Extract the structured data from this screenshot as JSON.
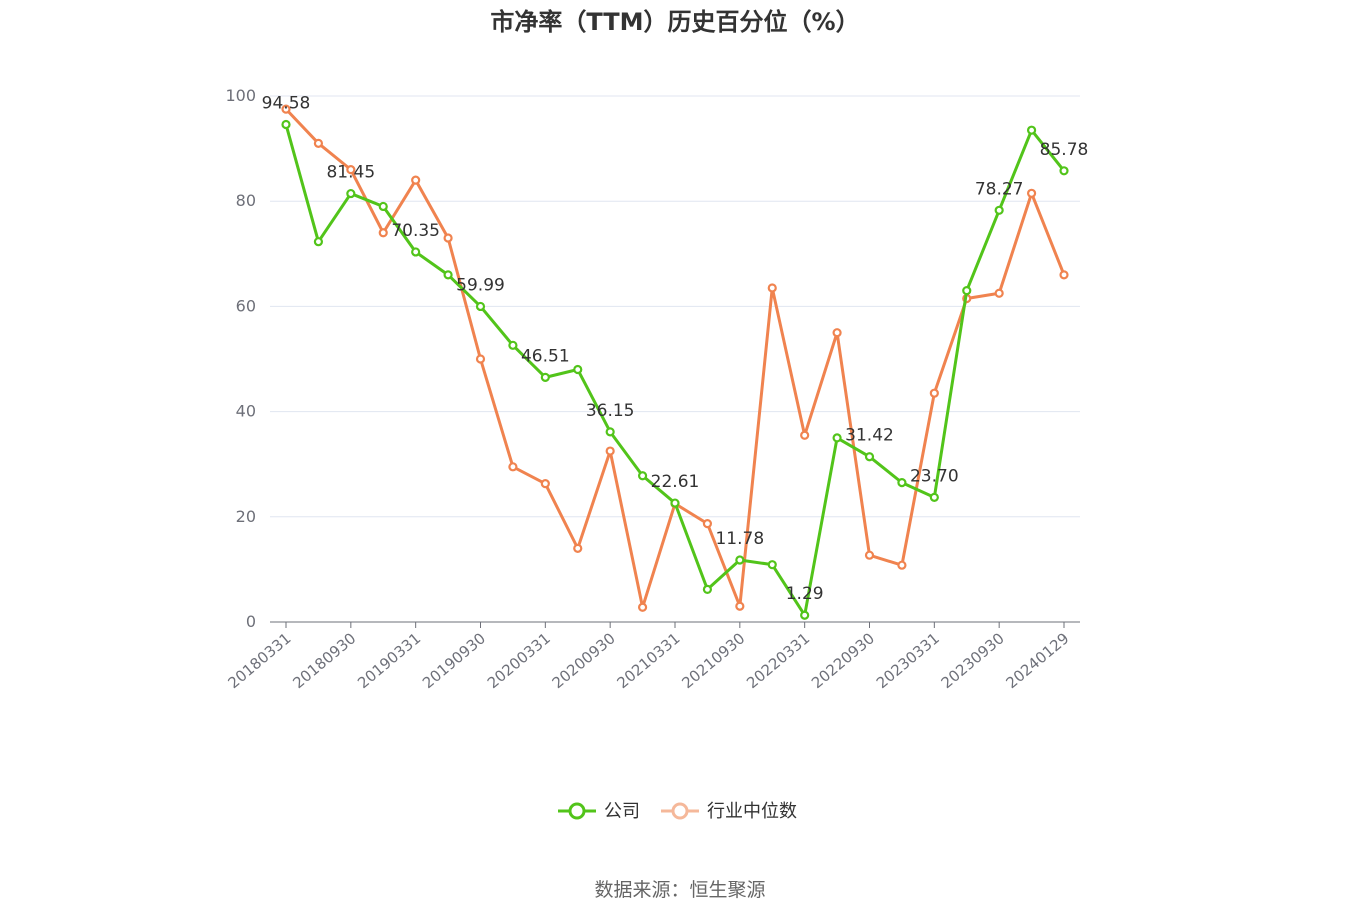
{
  "chart_data": {
    "type": "line",
    "title": "市净率（TTM）历史百分位（%）",
    "source": "数据来源：恒生聚源",
    "ylim": [
      0,
      100
    ],
    "y_ticks": [
      0,
      20,
      40,
      60,
      80,
      100
    ],
    "grid": true,
    "legend_position": "bottom-center",
    "x_tick_labels": [
      "20180331",
      "20180930",
      "20190331",
      "20190930",
      "20200331",
      "20200930",
      "20210331",
      "20210930",
      "20220331",
      "20220930",
      "20230331",
      "20230930",
      "20240129"
    ],
    "series": [
      {
        "name": "公司",
        "color": "#52c41a",
        "values": [
          94.58,
          72.3,
          81.45,
          79.0,
          70.35,
          66.0,
          59.99,
          52.6,
          46.51,
          48.0,
          36.15,
          27.8,
          22.61,
          6.2,
          11.78,
          10.9,
          1.29,
          35.0,
          31.42,
          26.5,
          23.7,
          63.0,
          78.27,
          93.5,
          85.78
        ],
        "labels": {
          "0": "94.58",
          "2": "81.45",
          "4": "70.35",
          "6": "59.99",
          "8": "46.51",
          "10": "36.15",
          "12": "22.61",
          "14": "11.78",
          "16": "1.29",
          "18": "31.42",
          "20": "23.70",
          "22": "78.27",
          "24": "85.78"
        }
      },
      {
        "name": "行业中位数",
        "color": "#f0834f",
        "values": [
          97.5,
          91.0,
          86.0,
          74.0,
          84.0,
          73.0,
          50.0,
          29.5,
          26.3,
          14.0,
          32.5,
          2.8,
          22.5,
          18.7,
          3.0,
          63.5,
          35.5,
          55.0,
          12.7,
          10.8,
          43.5,
          61.5,
          62.5,
          81.5,
          66.0
        ]
      }
    ]
  }
}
++++
REQUIREMENTS
Reproduce each entry verbatim, excluding any embedded images.

RESULT OF THE TASK
Extract the structured data from this screenshot as JSON.
{
  "chart_data": {
    "type": "line",
    "title": "市净率（TTM）历史百分位（%）",
    "source": "数据来源：恒生聚源",
    "ylim": [
      0,
      100
    ],
    "y_ticks": [
      0,
      20,
      40,
      60,
      80,
      100
    ],
    "grid": true,
    "legend_position": "bottom-center",
    "x_tick_labels": [
      "20180331",
      "20180930",
      "20190331",
      "20190930",
      "20200331",
      "20200930",
      "20210331",
      "20210930",
      "20220331",
      "20220930",
      "20230331",
      "20230930",
      "20240129"
    ],
    "series": [
      {
        "name": "公司",
        "color": "#52c41a",
        "values": [
          94.58,
          72.3,
          81.45,
          79.0,
          70.35,
          66.0,
          59.99,
          52.6,
          46.51,
          48.0,
          36.15,
          27.8,
          22.61,
          6.2,
          11.78,
          10.9,
          1.29,
          35.0,
          31.42,
          26.5,
          23.7,
          63.0,
          78.27,
          93.5,
          85.78
        ],
        "labels": {
          "0": "94.58",
          "2": "81.45",
          "4": "70.35",
          "6": "59.99",
          "8": "46.51",
          "10": "36.15",
          "12": "22.61",
          "14": "11.78",
          "16": "1.29",
          "18": "31.42",
          "20": "23.70",
          "22": "78.27",
          "24": "85.78"
        }
      },
      {
        "name": "行业中位数",
        "color": "#f0834f",
        "values": [
          97.5,
          91.0,
          86.0,
          74.0,
          84.0,
          73.0,
          50.0,
          29.5,
          26.3,
          14.0,
          32.5,
          2.8,
          22.5,
          18.7,
          3.0,
          63.5,
          35.5,
          55.0,
          12.7,
          10.8,
          43.5,
          61.5,
          62.5,
          81.5,
          66.0
        ]
      }
    ]
  }
}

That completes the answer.